[Description of the task]: List every line in this data where the string "eula" occurs.

** BEGIN Available records **

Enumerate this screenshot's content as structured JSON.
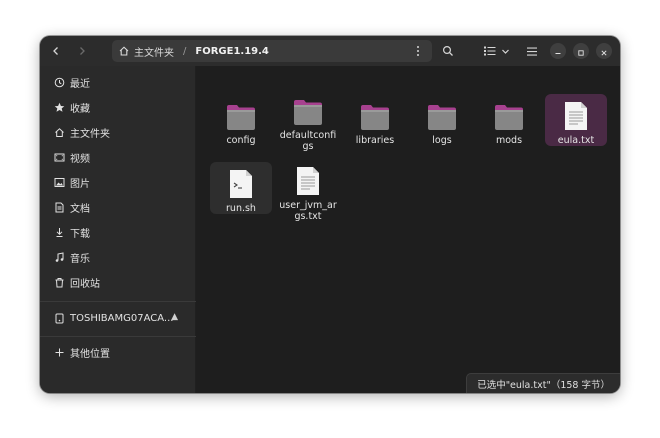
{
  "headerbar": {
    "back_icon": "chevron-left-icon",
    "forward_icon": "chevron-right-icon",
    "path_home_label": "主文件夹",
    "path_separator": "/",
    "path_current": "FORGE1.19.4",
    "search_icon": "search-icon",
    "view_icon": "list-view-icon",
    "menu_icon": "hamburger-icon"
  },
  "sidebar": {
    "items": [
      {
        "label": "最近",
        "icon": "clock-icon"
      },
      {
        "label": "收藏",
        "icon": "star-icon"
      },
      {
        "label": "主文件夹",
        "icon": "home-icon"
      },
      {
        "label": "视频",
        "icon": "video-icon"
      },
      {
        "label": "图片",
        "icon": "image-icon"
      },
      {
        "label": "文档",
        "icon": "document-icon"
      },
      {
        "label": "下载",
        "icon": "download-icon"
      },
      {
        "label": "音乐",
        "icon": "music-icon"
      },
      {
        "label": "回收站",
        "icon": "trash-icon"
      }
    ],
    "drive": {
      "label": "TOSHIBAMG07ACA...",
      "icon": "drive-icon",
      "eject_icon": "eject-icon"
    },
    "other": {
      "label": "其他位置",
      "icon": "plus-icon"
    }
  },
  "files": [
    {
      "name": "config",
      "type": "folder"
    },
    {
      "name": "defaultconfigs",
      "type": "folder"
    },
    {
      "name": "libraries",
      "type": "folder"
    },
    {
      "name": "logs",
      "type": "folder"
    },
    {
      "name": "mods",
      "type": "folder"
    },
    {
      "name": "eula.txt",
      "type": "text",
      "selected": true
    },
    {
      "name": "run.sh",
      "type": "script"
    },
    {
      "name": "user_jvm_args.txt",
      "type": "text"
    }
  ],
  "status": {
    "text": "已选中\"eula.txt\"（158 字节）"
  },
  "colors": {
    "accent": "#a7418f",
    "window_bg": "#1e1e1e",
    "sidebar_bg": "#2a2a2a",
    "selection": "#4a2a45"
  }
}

** END Available records **
** BEGIN Available records **

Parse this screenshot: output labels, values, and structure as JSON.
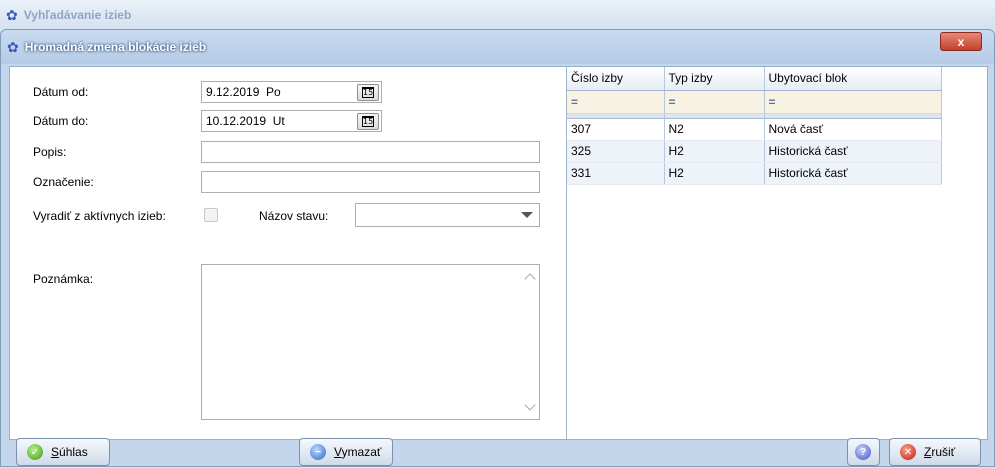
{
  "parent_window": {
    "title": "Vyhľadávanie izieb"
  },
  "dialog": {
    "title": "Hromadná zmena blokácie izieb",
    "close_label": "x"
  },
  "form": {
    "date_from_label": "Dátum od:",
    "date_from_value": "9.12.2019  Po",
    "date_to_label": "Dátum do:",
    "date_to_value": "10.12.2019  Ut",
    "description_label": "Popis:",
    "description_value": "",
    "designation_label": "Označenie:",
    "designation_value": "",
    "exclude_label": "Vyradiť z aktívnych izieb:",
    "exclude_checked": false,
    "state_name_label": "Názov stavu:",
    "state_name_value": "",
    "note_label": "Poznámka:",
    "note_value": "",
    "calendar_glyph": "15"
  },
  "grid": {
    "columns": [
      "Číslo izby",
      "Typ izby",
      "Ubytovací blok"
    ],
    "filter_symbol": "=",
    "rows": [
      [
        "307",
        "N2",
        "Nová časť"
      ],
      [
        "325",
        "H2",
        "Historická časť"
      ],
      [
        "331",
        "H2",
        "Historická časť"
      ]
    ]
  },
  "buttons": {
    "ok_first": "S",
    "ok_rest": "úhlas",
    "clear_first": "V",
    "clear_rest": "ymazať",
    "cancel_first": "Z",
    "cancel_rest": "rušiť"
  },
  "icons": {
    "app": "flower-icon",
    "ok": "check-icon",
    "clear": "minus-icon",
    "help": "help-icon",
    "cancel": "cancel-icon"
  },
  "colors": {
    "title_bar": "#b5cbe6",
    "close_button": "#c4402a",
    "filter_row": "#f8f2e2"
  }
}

** END Available records **

[Solved exercise]:
      "name": "eula.txt",
    "text": "已选中\"eula.txt\"（158 字节）"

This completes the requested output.